** Begin **

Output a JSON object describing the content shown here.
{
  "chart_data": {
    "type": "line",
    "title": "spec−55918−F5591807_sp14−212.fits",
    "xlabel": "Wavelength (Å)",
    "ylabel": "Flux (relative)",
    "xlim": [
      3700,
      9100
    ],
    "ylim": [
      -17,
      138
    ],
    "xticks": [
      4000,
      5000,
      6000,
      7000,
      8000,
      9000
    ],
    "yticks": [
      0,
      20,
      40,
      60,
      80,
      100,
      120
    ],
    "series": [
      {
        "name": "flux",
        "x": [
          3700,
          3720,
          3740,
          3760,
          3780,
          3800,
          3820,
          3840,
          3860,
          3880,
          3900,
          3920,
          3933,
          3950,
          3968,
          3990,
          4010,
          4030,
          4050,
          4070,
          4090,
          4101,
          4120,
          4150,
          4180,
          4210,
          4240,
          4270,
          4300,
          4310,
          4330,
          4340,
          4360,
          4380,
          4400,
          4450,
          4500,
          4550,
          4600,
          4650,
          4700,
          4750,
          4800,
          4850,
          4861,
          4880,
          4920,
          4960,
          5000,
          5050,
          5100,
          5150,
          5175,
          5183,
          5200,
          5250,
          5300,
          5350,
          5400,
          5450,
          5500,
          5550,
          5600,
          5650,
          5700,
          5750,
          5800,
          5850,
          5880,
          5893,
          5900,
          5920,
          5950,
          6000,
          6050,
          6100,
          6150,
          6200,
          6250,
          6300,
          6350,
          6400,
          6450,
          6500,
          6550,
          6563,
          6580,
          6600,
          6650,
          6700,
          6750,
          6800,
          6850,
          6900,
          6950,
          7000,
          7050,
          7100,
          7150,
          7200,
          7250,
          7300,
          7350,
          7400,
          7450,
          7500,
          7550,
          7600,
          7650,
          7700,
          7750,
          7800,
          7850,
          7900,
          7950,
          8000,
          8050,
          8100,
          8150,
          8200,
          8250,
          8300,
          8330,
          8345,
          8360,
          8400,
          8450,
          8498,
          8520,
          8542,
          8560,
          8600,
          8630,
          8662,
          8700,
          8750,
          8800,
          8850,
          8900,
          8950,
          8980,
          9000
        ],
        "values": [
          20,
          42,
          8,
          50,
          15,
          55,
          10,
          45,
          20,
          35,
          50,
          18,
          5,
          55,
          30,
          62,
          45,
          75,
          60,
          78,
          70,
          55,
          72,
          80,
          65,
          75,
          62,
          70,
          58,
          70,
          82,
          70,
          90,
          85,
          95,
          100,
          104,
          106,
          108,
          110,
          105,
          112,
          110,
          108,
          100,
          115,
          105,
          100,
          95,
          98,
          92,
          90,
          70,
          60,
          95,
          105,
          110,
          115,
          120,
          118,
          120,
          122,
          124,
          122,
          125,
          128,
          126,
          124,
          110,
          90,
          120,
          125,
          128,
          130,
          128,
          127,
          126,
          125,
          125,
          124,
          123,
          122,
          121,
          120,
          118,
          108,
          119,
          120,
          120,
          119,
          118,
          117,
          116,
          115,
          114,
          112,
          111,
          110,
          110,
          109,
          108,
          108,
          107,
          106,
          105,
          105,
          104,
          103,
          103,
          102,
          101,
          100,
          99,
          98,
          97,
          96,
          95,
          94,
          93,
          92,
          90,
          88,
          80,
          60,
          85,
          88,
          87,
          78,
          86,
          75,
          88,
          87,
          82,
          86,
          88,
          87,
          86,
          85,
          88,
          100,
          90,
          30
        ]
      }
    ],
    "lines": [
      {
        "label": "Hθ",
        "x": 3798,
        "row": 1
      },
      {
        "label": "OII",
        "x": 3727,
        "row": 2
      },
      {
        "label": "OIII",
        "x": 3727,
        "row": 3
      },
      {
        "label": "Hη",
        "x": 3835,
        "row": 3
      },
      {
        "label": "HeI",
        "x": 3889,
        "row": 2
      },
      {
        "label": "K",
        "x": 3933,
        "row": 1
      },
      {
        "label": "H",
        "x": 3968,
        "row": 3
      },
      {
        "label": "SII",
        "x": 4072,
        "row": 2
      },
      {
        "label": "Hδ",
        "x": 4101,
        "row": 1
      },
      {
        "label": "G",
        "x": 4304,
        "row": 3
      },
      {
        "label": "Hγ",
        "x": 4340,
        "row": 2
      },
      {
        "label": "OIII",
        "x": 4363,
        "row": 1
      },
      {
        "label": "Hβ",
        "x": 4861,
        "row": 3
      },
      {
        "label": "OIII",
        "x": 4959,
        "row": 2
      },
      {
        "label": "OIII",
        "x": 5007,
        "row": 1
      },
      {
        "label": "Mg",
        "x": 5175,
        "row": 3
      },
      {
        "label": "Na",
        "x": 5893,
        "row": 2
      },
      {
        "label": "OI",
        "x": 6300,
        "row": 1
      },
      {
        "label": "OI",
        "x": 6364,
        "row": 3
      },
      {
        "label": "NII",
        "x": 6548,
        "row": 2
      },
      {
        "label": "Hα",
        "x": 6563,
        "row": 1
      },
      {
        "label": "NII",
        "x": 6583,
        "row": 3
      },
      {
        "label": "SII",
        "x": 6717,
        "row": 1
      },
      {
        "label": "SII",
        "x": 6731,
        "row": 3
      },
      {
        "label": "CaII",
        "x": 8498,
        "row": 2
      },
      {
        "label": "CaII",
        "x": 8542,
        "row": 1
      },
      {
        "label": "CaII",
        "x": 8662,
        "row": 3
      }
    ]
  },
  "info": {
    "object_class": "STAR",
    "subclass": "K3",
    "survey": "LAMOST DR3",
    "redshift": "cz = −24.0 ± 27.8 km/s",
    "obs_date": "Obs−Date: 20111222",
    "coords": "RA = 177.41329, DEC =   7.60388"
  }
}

** End **

Set problem
Repeat every record exactly as written, please.

Exercise answer
Output a JSON object describing the content shown here.
{
  "chart_data": {
    "type": "line",
    "title": "spec−55918−F5591807_sp14−212.fits",
    "xlabel": "Wavelength (Å)",
    "ylabel": "Flux (relative)",
    "xlim": [
      3700,
      9100
    ],
    "ylim": [
      -17,
      138
    ],
    "xticks": [
      4000,
      5000,
      6000,
      7000,
      8000,
      9000
    ],
    "yticks": [
      0,
      20,
      40,
      60,
      80,
      100,
      120
    ],
    "series": [
      {
        "name": "flux",
        "x": [
          3700,
          3720,
          3740,
          3760,
          3780,
          3800,
          3820,
          3840,
          3860,
          3880,
          3900,
          3920,
          3933,
          3950,
          3968,
          3990,
          4010,
          4030,
          4050,
          4070,
          4090,
          4101,
          4120,
          4150,
          4180,
          4210,
          4240,
          4270,
          4300,
          4310,
          4330,
          4340,
          4360,
          4380,
          4400,
          4450,
          4500,
          4550,
          4600,
          4650,
          4700,
          4750,
          4800,
          4850,
          4861,
          4880,
          4920,
          4960,
          5000,
          5050,
          5100,
          5150,
          5175,
          5183,
          5200,
          5250,
          5300,
          5350,
          5400,
          5450,
          5500,
          5550,
          5600,
          5650,
          5700,
          5750,
          5800,
          5850,
          5880,
          5893,
          5900,
          5920,
          5950,
          6000,
          6050,
          6100,
          6150,
          6200,
          6250,
          6300,
          6350,
          6400,
          6450,
          6500,
          6550,
          6563,
          6580,
          6600,
          6650,
          6700,
          6750,
          6800,
          6850,
          6900,
          6950,
          7000,
          7050,
          7100,
          7150,
          7200,
          7250,
          7300,
          7350,
          7400,
          7450,
          7500,
          7550,
          7600,
          7650,
          7700,
          7750,
          7800,
          7850,
          7900,
          7950,
          8000,
          8050,
          8100,
          8150,
          8200,
          8250,
          8300,
          8330,
          8345,
          8360,
          8400,
          8450,
          8498,
          8520,
          8542,
          8560,
          8600,
          8630,
          8662,
          8700,
          8750,
          8800,
          8850,
          8900,
          8950,
          8980,
          9000
        ],
        "values": [
          20,
          42,
          8,
          50,
          15,
          55,
          10,
          45,
          20,
          35,
          50,
          18,
          5,
          55,
          30,
          62,
          45,
          75,
          60,
          78,
          70,
          55,
          72,
          80,
          65,
          75,
          62,
          70,
          58,
          70,
          82,
          70,
          90,
          85,
          95,
          100,
          104,
          106,
          108,
          110,
          105,
          112,
          110,
          108,
          100,
          115,
          105,
          100,
          95,
          98,
          92,
          90,
          70,
          60,
          95,
          105,
          110,
          115,
          120,
          118,
          120,
          122,
          124,
          122,
          125,
          128,
          126,
          124,
          110,
          90,
          120,
          125,
          128,
          130,
          128,
          127,
          126,
          125,
          125,
          124,
          123,
          122,
          121,
          120,
          118,
          108,
          119,
          120,
          120,
          119,
          118,
          117,
          116,
          115,
          114,
          112,
          111,
          110,
          110,
          109,
          108,
          108,
          107,
          106,
          105,
          105,
          104,
          103,
          103,
          102,
          101,
          100,
          99,
          98,
          97,
          96,
          95,
          94,
          93,
          92,
          90,
          88,
          80,
          60,
          85,
          88,
          87,
          78,
          86,
          75,
          88,
          87,
          82,
          86,
          88,
          87,
          86,
          85,
          88,
          100,
          90,
          30
        ]
      }
    ],
    "lines": [
      {
        "label": "Hθ",
        "x": 3798,
        "row": 1
      },
      {
        "label": "OII",
        "x": 3727,
        "row": 2
      },
      {
        "label": "OIII",
        "x": 3727,
        "row": 3
      },
      {
        "label": "Hη",
        "x": 3835,
        "row": 3
      },
      {
        "label": "HeI",
        "x": 3889,
        "row": 2
      },
      {
        "label": "K",
        "x": 3933,
        "row": 1
      },
      {
        "label": "H",
        "x": 3968,
        "row": 3
      },
      {
        "label": "SII",
        "x": 4072,
        "row": 2
      },
      {
        "label": "Hδ",
        "x": 4101,
        "row": 1
      },
      {
        "label": "G",
        "x": 4304,
        "row": 3
      },
      {
        "label": "Hγ",
        "x": 4340,
        "row": 2
      },
      {
        "label": "OIII",
        "x": 4363,
        "row": 1
      },
      {
        "label": "Hβ",
        "x": 4861,
        "row": 3
      },
      {
        "label": "OIII",
        "x": 4959,
        "row": 2
      },
      {
        "label": "OIII",
        "x": 5007,
        "row": 1
      },
      {
        "label": "Mg",
        "x": 5175,
        "row": 3
      },
      {
        "label": "Na",
        "x": 5893,
        "row": 2
      },
      {
        "label": "OI",
        "x": 6300,
        "row": 1
      },
      {
        "label": "OI",
        "x": 6364,
        "row": 3
      },
      {
        "label": "NII",
        "x": 6548,
        "row": 2
      },
      {
        "label": "Hα",
        "x": 6563,
        "row": 1
      },
      {
        "label": "NII",
        "x": 6583,
        "row": 3
      },
      {
        "label": "SII",
        "x": 6717,
        "row": 1
      },
      {
        "label": "SII",
        "x": 6731,
        "row": 3
      },
      {
        "label": "CaII",
        "x": 8498,
        "row": 2
      },
      {
        "label": "CaII",
        "x": 8542,
        "row": 1
      },
      {
        "label": "CaII",
        "x": 8662,
        "row": 3
      }
    ]
  },
  "info": {
    "object_class": "STAR",
    "subclass": "K3",
    "survey": "LAMOST DR3",
    "redshift": "cz = −24.0 ± 27.8 km/s",
    "obs_date": "Obs−Date: 20111222",
    "coords": "RA = 177.41329, DEC =   7.60388"
  }
}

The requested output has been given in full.